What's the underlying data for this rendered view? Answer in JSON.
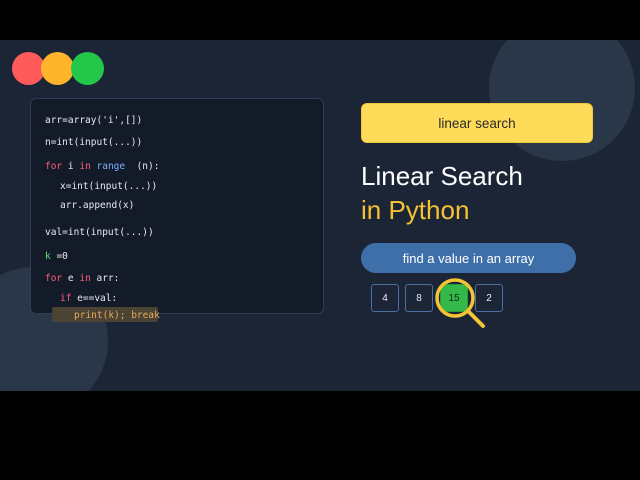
{
  "window": {
    "controls": [
      "close",
      "minimize",
      "maximize"
    ]
  },
  "code": {
    "line1": "arr=array('i',[])",
    "line2": "n=int(input(...))",
    "line3_kw": "for",
    "line3_var": " i ",
    "line3_in": "in",
    "line3_fn": " range ",
    "line3_rest": " (n):",
    "line4": "x=int(input(...))",
    "line5": "arr.append(x)",
    "line6": "val=int(input(...))",
    "line7_var": "k",
    "line7_rest": " =0",
    "line8_kw": "for",
    "line8_var": " e ",
    "line8_in": "in",
    "line8_rest": " arr:",
    "line9_kw": "if",
    "line9_rest": " e==val:",
    "line10": "print(k); break"
  },
  "hero": {
    "badge": "linear search",
    "title_line1": "Linear Search",
    "title_line2": "in Python",
    "subtitle_pill": "find a value in an array"
  },
  "array": {
    "cells": [
      "4",
      "8",
      "15",
      "2"
    ],
    "found_index": 2
  },
  "colors": {
    "accent_yellow": "#f6c230",
    "pill_blue": "#3e6fa8",
    "found_green": "#35b84a"
  }
}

####

Given instruction =
Quote every line word for word and keep the images out of the copy.

Exercise answer =
What's the underlying data for this rendered view? Answer in JSON.
{
  "window": {
    "controls": [
      "close",
      "minimize",
      "maximize"
    ]
  },
  "code": {
    "line1": "arr=array('i',[])",
    "line2": "n=int(input(...))",
    "line3_kw": "for",
    "line3_var": " i ",
    "line3_in": "in",
    "line3_fn": " range ",
    "line3_rest": " (n):",
    "line4": "x=int(input(...))",
    "line5": "arr.append(x)",
    "line6": "val=int(input(...))",
    "line7_var": "k",
    "line7_rest": " =0",
    "line8_kw": "for",
    "line8_var": " e ",
    "line8_in": "in",
    "line8_rest": " arr:",
    "line9_kw": "if",
    "line9_rest": " e==val:",
    "line10": "print(k); break"
  },
  "hero": {
    "badge": "linear search",
    "title_line1": "Linear Search",
    "title_line2": "in Python",
    "subtitle_pill": "find a value in an array"
  },
  "array": {
    "cells": [
      "4",
      "8",
      "15",
      "2"
    ],
    "found_index": 2
  },
  "colors": {
    "accent_yellow": "#f6c230",
    "pill_blue": "#3e6fa8",
    "found_green": "#35b84a"
  }
}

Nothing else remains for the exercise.